■ INSTRUCTIONS TO FOLLOW: Extract every entry word for word. Skip the pictures.

■ INPUT RECORDS:
------------------------------------------------------------
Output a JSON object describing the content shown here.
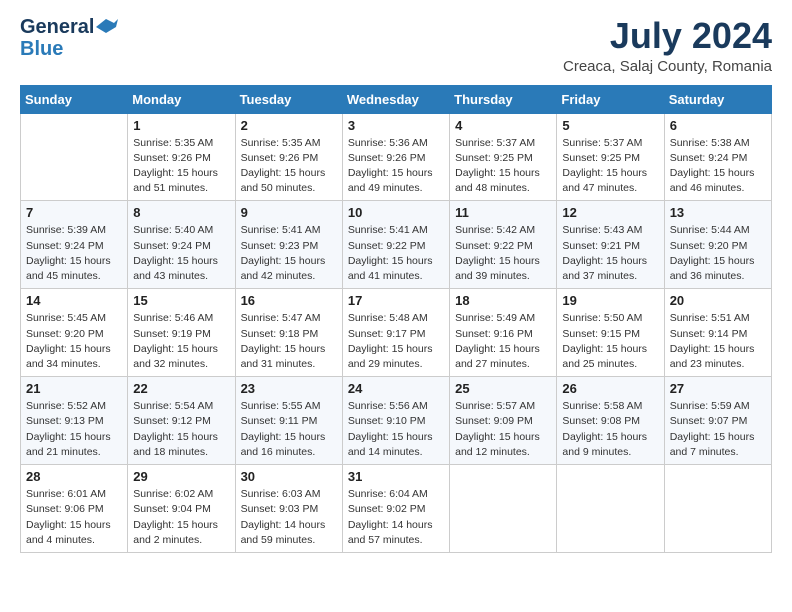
{
  "header": {
    "logo_line1": "General",
    "logo_line2": "Blue",
    "month": "July 2024",
    "location": "Creaca, Salaj County, Romania"
  },
  "days_of_week": [
    "Sunday",
    "Monday",
    "Tuesday",
    "Wednesday",
    "Thursday",
    "Friday",
    "Saturday"
  ],
  "weeks": [
    [
      {
        "day": "",
        "info": ""
      },
      {
        "day": "1",
        "info": "Sunrise: 5:35 AM\nSunset: 9:26 PM\nDaylight: 15 hours\nand 51 minutes."
      },
      {
        "day": "2",
        "info": "Sunrise: 5:35 AM\nSunset: 9:26 PM\nDaylight: 15 hours\nand 50 minutes."
      },
      {
        "day": "3",
        "info": "Sunrise: 5:36 AM\nSunset: 9:26 PM\nDaylight: 15 hours\nand 49 minutes."
      },
      {
        "day": "4",
        "info": "Sunrise: 5:37 AM\nSunset: 9:25 PM\nDaylight: 15 hours\nand 48 minutes."
      },
      {
        "day": "5",
        "info": "Sunrise: 5:37 AM\nSunset: 9:25 PM\nDaylight: 15 hours\nand 47 minutes."
      },
      {
        "day": "6",
        "info": "Sunrise: 5:38 AM\nSunset: 9:24 PM\nDaylight: 15 hours\nand 46 minutes."
      }
    ],
    [
      {
        "day": "7",
        "info": "Sunrise: 5:39 AM\nSunset: 9:24 PM\nDaylight: 15 hours\nand 45 minutes."
      },
      {
        "day": "8",
        "info": "Sunrise: 5:40 AM\nSunset: 9:24 PM\nDaylight: 15 hours\nand 43 minutes."
      },
      {
        "day": "9",
        "info": "Sunrise: 5:41 AM\nSunset: 9:23 PM\nDaylight: 15 hours\nand 42 minutes."
      },
      {
        "day": "10",
        "info": "Sunrise: 5:41 AM\nSunset: 9:22 PM\nDaylight: 15 hours\nand 41 minutes."
      },
      {
        "day": "11",
        "info": "Sunrise: 5:42 AM\nSunset: 9:22 PM\nDaylight: 15 hours\nand 39 minutes."
      },
      {
        "day": "12",
        "info": "Sunrise: 5:43 AM\nSunset: 9:21 PM\nDaylight: 15 hours\nand 37 minutes."
      },
      {
        "day": "13",
        "info": "Sunrise: 5:44 AM\nSunset: 9:20 PM\nDaylight: 15 hours\nand 36 minutes."
      }
    ],
    [
      {
        "day": "14",
        "info": "Sunrise: 5:45 AM\nSunset: 9:20 PM\nDaylight: 15 hours\nand 34 minutes."
      },
      {
        "day": "15",
        "info": "Sunrise: 5:46 AM\nSunset: 9:19 PM\nDaylight: 15 hours\nand 32 minutes."
      },
      {
        "day": "16",
        "info": "Sunrise: 5:47 AM\nSunset: 9:18 PM\nDaylight: 15 hours\nand 31 minutes."
      },
      {
        "day": "17",
        "info": "Sunrise: 5:48 AM\nSunset: 9:17 PM\nDaylight: 15 hours\nand 29 minutes."
      },
      {
        "day": "18",
        "info": "Sunrise: 5:49 AM\nSunset: 9:16 PM\nDaylight: 15 hours\nand 27 minutes."
      },
      {
        "day": "19",
        "info": "Sunrise: 5:50 AM\nSunset: 9:15 PM\nDaylight: 15 hours\nand 25 minutes."
      },
      {
        "day": "20",
        "info": "Sunrise: 5:51 AM\nSunset: 9:14 PM\nDaylight: 15 hours\nand 23 minutes."
      }
    ],
    [
      {
        "day": "21",
        "info": "Sunrise: 5:52 AM\nSunset: 9:13 PM\nDaylight: 15 hours\nand 21 minutes."
      },
      {
        "day": "22",
        "info": "Sunrise: 5:54 AM\nSunset: 9:12 PM\nDaylight: 15 hours\nand 18 minutes."
      },
      {
        "day": "23",
        "info": "Sunrise: 5:55 AM\nSunset: 9:11 PM\nDaylight: 15 hours\nand 16 minutes."
      },
      {
        "day": "24",
        "info": "Sunrise: 5:56 AM\nSunset: 9:10 PM\nDaylight: 15 hours\nand 14 minutes."
      },
      {
        "day": "25",
        "info": "Sunrise: 5:57 AM\nSunset: 9:09 PM\nDaylight: 15 hours\nand 12 minutes."
      },
      {
        "day": "26",
        "info": "Sunrise: 5:58 AM\nSunset: 9:08 PM\nDaylight: 15 hours\nand 9 minutes."
      },
      {
        "day": "27",
        "info": "Sunrise: 5:59 AM\nSunset: 9:07 PM\nDaylight: 15 hours\nand 7 minutes."
      }
    ],
    [
      {
        "day": "28",
        "info": "Sunrise: 6:01 AM\nSunset: 9:06 PM\nDaylight: 15 hours\nand 4 minutes."
      },
      {
        "day": "29",
        "info": "Sunrise: 6:02 AM\nSunset: 9:04 PM\nDaylight: 15 hours\nand 2 minutes."
      },
      {
        "day": "30",
        "info": "Sunrise: 6:03 AM\nSunset: 9:03 PM\nDaylight: 14 hours\nand 59 minutes."
      },
      {
        "day": "31",
        "info": "Sunrise: 6:04 AM\nSunset: 9:02 PM\nDaylight: 14 hours\nand 57 minutes."
      },
      {
        "day": "",
        "info": ""
      },
      {
        "day": "",
        "info": ""
      },
      {
        "day": "",
        "info": ""
      }
    ]
  ]
}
------------------------------------------------------------
■ WORKED SOLUTION:
Output a JSON object describing the content shown here.
{
  "header": {
    "logo_line1": "General",
    "logo_line2": "Blue",
    "month": "July 2024",
    "location": "Creaca, Salaj County, Romania"
  },
  "days_of_week": [
    "Sunday",
    "Monday",
    "Tuesday",
    "Wednesday",
    "Thursday",
    "Friday",
    "Saturday"
  ],
  "weeks": [
    [
      {
        "day": "",
        "info": ""
      },
      {
        "day": "1",
        "info": "Sunrise: 5:35 AM\nSunset: 9:26 PM\nDaylight: 15 hours\nand 51 minutes."
      },
      {
        "day": "2",
        "info": "Sunrise: 5:35 AM\nSunset: 9:26 PM\nDaylight: 15 hours\nand 50 minutes."
      },
      {
        "day": "3",
        "info": "Sunrise: 5:36 AM\nSunset: 9:26 PM\nDaylight: 15 hours\nand 49 minutes."
      },
      {
        "day": "4",
        "info": "Sunrise: 5:37 AM\nSunset: 9:25 PM\nDaylight: 15 hours\nand 48 minutes."
      },
      {
        "day": "5",
        "info": "Sunrise: 5:37 AM\nSunset: 9:25 PM\nDaylight: 15 hours\nand 47 minutes."
      },
      {
        "day": "6",
        "info": "Sunrise: 5:38 AM\nSunset: 9:24 PM\nDaylight: 15 hours\nand 46 minutes."
      }
    ],
    [
      {
        "day": "7",
        "info": "Sunrise: 5:39 AM\nSunset: 9:24 PM\nDaylight: 15 hours\nand 45 minutes."
      },
      {
        "day": "8",
        "info": "Sunrise: 5:40 AM\nSunset: 9:24 PM\nDaylight: 15 hours\nand 43 minutes."
      },
      {
        "day": "9",
        "info": "Sunrise: 5:41 AM\nSunset: 9:23 PM\nDaylight: 15 hours\nand 42 minutes."
      },
      {
        "day": "10",
        "info": "Sunrise: 5:41 AM\nSunset: 9:22 PM\nDaylight: 15 hours\nand 41 minutes."
      },
      {
        "day": "11",
        "info": "Sunrise: 5:42 AM\nSunset: 9:22 PM\nDaylight: 15 hours\nand 39 minutes."
      },
      {
        "day": "12",
        "info": "Sunrise: 5:43 AM\nSunset: 9:21 PM\nDaylight: 15 hours\nand 37 minutes."
      },
      {
        "day": "13",
        "info": "Sunrise: 5:44 AM\nSunset: 9:20 PM\nDaylight: 15 hours\nand 36 minutes."
      }
    ],
    [
      {
        "day": "14",
        "info": "Sunrise: 5:45 AM\nSunset: 9:20 PM\nDaylight: 15 hours\nand 34 minutes."
      },
      {
        "day": "15",
        "info": "Sunrise: 5:46 AM\nSunset: 9:19 PM\nDaylight: 15 hours\nand 32 minutes."
      },
      {
        "day": "16",
        "info": "Sunrise: 5:47 AM\nSunset: 9:18 PM\nDaylight: 15 hours\nand 31 minutes."
      },
      {
        "day": "17",
        "info": "Sunrise: 5:48 AM\nSunset: 9:17 PM\nDaylight: 15 hours\nand 29 minutes."
      },
      {
        "day": "18",
        "info": "Sunrise: 5:49 AM\nSunset: 9:16 PM\nDaylight: 15 hours\nand 27 minutes."
      },
      {
        "day": "19",
        "info": "Sunrise: 5:50 AM\nSunset: 9:15 PM\nDaylight: 15 hours\nand 25 minutes."
      },
      {
        "day": "20",
        "info": "Sunrise: 5:51 AM\nSunset: 9:14 PM\nDaylight: 15 hours\nand 23 minutes."
      }
    ],
    [
      {
        "day": "21",
        "info": "Sunrise: 5:52 AM\nSunset: 9:13 PM\nDaylight: 15 hours\nand 21 minutes."
      },
      {
        "day": "22",
        "info": "Sunrise: 5:54 AM\nSunset: 9:12 PM\nDaylight: 15 hours\nand 18 minutes."
      },
      {
        "day": "23",
        "info": "Sunrise: 5:55 AM\nSunset: 9:11 PM\nDaylight: 15 hours\nand 16 minutes."
      },
      {
        "day": "24",
        "info": "Sunrise: 5:56 AM\nSunset: 9:10 PM\nDaylight: 15 hours\nand 14 minutes."
      },
      {
        "day": "25",
        "info": "Sunrise: 5:57 AM\nSunset: 9:09 PM\nDaylight: 15 hours\nand 12 minutes."
      },
      {
        "day": "26",
        "info": "Sunrise: 5:58 AM\nSunset: 9:08 PM\nDaylight: 15 hours\nand 9 minutes."
      },
      {
        "day": "27",
        "info": "Sunrise: 5:59 AM\nSunset: 9:07 PM\nDaylight: 15 hours\nand 7 minutes."
      }
    ],
    [
      {
        "day": "28",
        "info": "Sunrise: 6:01 AM\nSunset: 9:06 PM\nDaylight: 15 hours\nand 4 minutes."
      },
      {
        "day": "29",
        "info": "Sunrise: 6:02 AM\nSunset: 9:04 PM\nDaylight: 15 hours\nand 2 minutes."
      },
      {
        "day": "30",
        "info": "Sunrise: 6:03 AM\nSunset: 9:03 PM\nDaylight: 14 hours\nand 59 minutes."
      },
      {
        "day": "31",
        "info": "Sunrise: 6:04 AM\nSunset: 9:02 PM\nDaylight: 14 hours\nand 57 minutes."
      },
      {
        "day": "",
        "info": ""
      },
      {
        "day": "",
        "info": ""
      },
      {
        "day": "",
        "info": ""
      }
    ]
  ]
}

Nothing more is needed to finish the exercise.